The VISR object model

_images/visr_object_based_object_model_hierarchy.png

Object types and hierarchy.

The VISR object model supports a hierarchical and extensible set of object types. These types and their relations are shown above.

JSON representation

For transmission, object vectors are encoded as JSON messages.

A scene vector (or a part thereof) has the format

"objects": [ {<object 0>}, {<object 1>}, ... , {<object n>}]

where <object k> stands for the encoding of a single object. The objects can be arranged in arbitary order as long as the object ids are unique. Moreover, the object vector can be split into arbitrary subsets and be transmitted as individual "objects" messages.

Encoding of the individual object types

Coordinate system

Depending on the object type, either Cartesian and spherical coordinates are use. The coordinate axes follow, e.g., the ITU-R BS.2051 conventions.

▶ [TASKS TO PERFORM]:
1: In the VISR object model text, how are object vectors encoded for transmission?
2: Output the part of the VISR object model text between "Encoding of the" and "ITU-R BS.2051 conventions.", inclusive.
None of the entries are needed here.

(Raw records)

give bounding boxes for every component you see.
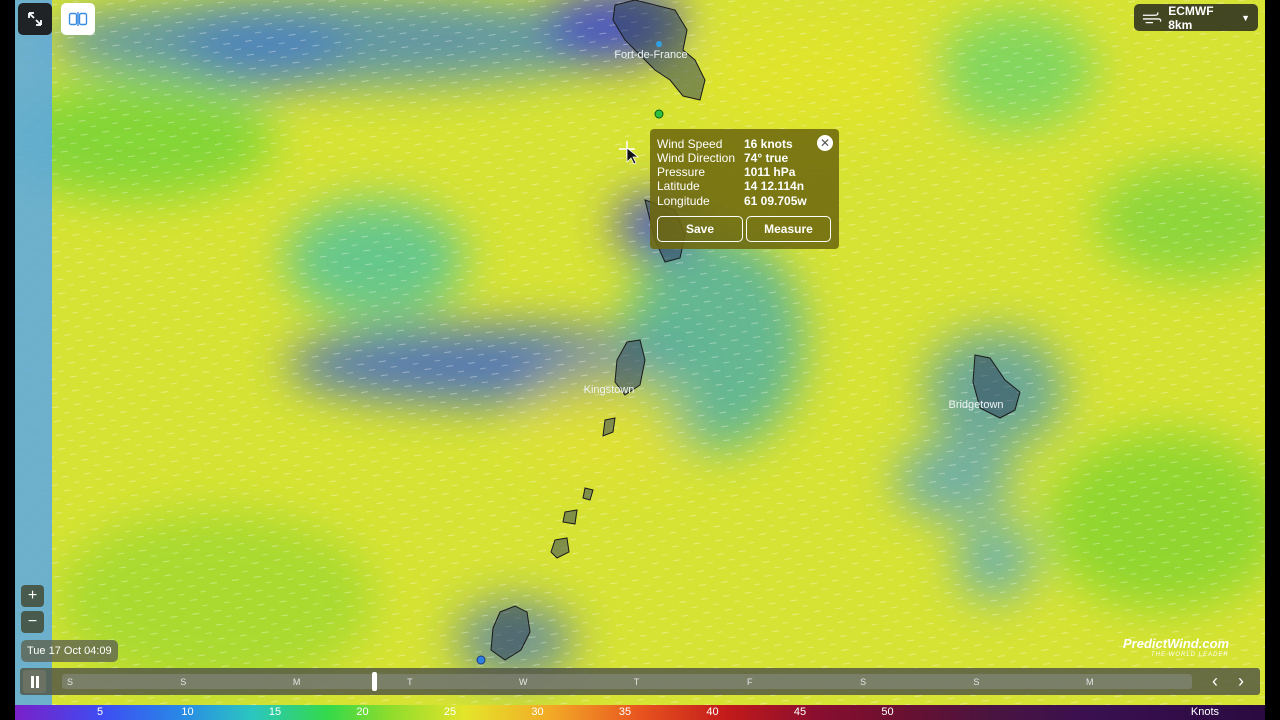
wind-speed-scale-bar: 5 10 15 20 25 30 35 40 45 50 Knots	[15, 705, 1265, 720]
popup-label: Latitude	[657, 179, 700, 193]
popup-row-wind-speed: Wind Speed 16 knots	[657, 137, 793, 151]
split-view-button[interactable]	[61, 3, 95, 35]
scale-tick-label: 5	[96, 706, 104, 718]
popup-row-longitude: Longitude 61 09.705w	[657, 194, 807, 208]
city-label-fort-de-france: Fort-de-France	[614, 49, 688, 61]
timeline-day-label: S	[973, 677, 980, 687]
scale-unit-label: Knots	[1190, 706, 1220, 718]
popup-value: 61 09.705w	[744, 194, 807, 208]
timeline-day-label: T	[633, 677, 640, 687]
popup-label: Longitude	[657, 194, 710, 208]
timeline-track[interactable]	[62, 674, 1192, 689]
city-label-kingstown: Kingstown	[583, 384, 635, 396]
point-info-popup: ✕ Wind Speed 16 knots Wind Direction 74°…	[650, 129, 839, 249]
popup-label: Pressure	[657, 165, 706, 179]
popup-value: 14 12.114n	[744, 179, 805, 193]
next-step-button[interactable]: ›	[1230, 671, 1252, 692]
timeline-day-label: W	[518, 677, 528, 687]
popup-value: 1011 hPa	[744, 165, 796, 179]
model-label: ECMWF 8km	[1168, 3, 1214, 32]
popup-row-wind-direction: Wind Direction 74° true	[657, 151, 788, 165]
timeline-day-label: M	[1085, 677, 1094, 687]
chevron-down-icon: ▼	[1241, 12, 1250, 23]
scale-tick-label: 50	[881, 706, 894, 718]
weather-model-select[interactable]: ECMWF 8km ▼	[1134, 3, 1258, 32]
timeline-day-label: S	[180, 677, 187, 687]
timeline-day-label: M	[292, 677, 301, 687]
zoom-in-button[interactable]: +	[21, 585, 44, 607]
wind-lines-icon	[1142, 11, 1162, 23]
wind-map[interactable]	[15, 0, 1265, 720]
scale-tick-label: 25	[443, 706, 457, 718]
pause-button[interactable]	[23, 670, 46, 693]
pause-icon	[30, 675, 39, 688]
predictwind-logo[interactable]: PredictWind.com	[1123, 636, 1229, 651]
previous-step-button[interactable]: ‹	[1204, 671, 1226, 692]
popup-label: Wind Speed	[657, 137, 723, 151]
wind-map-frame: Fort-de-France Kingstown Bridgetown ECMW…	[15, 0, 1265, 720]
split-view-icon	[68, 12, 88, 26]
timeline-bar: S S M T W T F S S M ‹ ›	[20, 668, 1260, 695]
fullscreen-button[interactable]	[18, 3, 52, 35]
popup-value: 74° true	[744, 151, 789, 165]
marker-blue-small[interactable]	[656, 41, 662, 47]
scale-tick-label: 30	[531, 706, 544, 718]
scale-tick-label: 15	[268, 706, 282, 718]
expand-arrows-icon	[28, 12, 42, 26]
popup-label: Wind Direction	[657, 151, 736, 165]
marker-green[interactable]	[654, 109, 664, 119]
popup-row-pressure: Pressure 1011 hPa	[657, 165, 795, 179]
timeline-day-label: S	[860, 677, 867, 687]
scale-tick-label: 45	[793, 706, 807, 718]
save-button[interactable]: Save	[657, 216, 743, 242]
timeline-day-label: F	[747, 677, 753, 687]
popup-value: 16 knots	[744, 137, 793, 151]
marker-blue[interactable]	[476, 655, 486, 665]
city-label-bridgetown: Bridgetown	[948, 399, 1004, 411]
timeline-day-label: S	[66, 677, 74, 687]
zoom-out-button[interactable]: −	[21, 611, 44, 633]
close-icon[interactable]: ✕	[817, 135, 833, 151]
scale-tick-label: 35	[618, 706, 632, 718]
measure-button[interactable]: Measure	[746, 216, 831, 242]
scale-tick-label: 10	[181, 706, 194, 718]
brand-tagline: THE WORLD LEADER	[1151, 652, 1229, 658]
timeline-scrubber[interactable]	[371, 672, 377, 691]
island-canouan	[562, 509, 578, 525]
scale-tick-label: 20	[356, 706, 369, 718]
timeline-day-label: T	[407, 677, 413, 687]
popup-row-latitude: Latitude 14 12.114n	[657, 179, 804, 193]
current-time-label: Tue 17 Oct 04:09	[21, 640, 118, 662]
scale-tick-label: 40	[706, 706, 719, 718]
...
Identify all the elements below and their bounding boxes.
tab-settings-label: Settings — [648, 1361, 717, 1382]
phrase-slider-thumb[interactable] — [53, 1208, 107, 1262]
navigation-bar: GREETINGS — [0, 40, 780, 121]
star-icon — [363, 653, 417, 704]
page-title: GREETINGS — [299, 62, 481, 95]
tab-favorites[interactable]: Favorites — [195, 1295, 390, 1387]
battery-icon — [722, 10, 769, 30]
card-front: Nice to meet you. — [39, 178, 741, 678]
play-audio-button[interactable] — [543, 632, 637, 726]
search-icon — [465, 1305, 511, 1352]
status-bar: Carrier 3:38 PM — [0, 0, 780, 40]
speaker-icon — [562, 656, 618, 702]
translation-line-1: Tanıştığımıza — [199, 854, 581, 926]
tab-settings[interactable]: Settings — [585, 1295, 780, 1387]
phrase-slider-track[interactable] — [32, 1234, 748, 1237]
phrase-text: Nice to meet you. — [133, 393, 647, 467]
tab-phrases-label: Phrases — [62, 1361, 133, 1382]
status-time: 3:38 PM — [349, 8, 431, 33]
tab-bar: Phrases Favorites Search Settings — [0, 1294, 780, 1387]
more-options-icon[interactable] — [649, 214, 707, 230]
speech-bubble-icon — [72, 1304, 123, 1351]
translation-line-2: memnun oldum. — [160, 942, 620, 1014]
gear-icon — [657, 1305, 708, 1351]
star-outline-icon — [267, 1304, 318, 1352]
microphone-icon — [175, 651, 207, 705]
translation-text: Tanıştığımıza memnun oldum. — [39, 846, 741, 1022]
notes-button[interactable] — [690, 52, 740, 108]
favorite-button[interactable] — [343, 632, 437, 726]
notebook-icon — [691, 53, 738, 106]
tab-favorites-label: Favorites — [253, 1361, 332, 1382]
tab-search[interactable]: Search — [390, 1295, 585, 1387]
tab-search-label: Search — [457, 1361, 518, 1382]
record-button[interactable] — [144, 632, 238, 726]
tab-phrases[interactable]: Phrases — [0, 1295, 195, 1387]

▶ [ANSWERS BY TASK]:
1: As JSON messages.

2:
Encoding of the individual object types

Coordinate system

Depending on the object type, either Cartesian and spherical coordinates are use. The coordinate axes follow, e.g., the ITU-R BS.2051 conventions.